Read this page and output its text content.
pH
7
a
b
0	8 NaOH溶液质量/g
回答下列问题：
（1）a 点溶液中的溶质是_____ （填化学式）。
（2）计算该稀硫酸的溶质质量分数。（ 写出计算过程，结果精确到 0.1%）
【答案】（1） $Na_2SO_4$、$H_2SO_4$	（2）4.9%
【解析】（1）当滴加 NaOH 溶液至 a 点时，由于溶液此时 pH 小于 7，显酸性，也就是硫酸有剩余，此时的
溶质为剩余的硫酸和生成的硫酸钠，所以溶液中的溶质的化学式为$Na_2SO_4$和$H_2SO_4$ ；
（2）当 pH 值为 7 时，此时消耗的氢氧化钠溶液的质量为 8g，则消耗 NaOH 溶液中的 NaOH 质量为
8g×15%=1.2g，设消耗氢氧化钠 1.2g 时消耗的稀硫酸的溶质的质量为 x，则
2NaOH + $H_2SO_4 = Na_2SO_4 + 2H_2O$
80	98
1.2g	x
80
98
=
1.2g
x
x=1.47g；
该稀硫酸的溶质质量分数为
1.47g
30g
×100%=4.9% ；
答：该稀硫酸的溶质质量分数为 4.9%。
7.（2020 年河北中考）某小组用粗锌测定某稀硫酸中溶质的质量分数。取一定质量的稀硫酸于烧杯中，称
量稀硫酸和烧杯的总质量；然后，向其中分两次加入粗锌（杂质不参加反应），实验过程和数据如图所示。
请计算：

◆ **Problem**
Your task is to reproduce all of the records exactly.

◆ **Final result**
Read this page and output its text content.
pH
7
a
b
0	8 NaOH溶液质量/g
回答下列问题：
（1）a 点溶液中的溶质是_____ （填化学式）。
（2）计算该稀硫酸的溶质质量分数。（ 写出计算过程，结果精确到 0.1%）
【答案】（1） $Na_2SO_4$、$H_2SO_4$	（2）4.9%
【解析】（1）当滴加 NaOH 溶液至 a 点时，由于溶液此时 pH 小于 7，显酸性，也就是硫酸有剩余，此时的
溶质为剩余的硫酸和生成的硫酸钠，所以溶液中的溶质的化学式为$Na_2SO_4$和$H_2SO_4$ ；
（2）当 pH 值为 7 时，此时消耗的氢氧化钠溶液的质量为 8g，则消耗 NaOH 溶液中的 NaOH 质量为
8g×15%=1.2g，设消耗氢氧化钠 1.2g 时消耗的稀硫酸的溶质的质量为 x，则
2NaOH + $H_2SO_4 = Na_2SO_4 + 2H_2O$
80	98
1.2g	x
80
98
=
1.2g
x
x=1.47g；
该稀硫酸的溶质质量分数为
1.47g
30g
×100%=4.9% ；
答：该稀硫酸的溶质质量分数为 4.9%。
7.（2020 年河北中考）某小组用粗锌测定某稀硫酸中溶质的质量分数。取一定质量的稀硫酸于烧杯中，称
量稀硫酸和烧杯的总质量；然后，向其中分两次加入粗锌（杂质不参加反应），实验过程和数据如图所示。
请计算：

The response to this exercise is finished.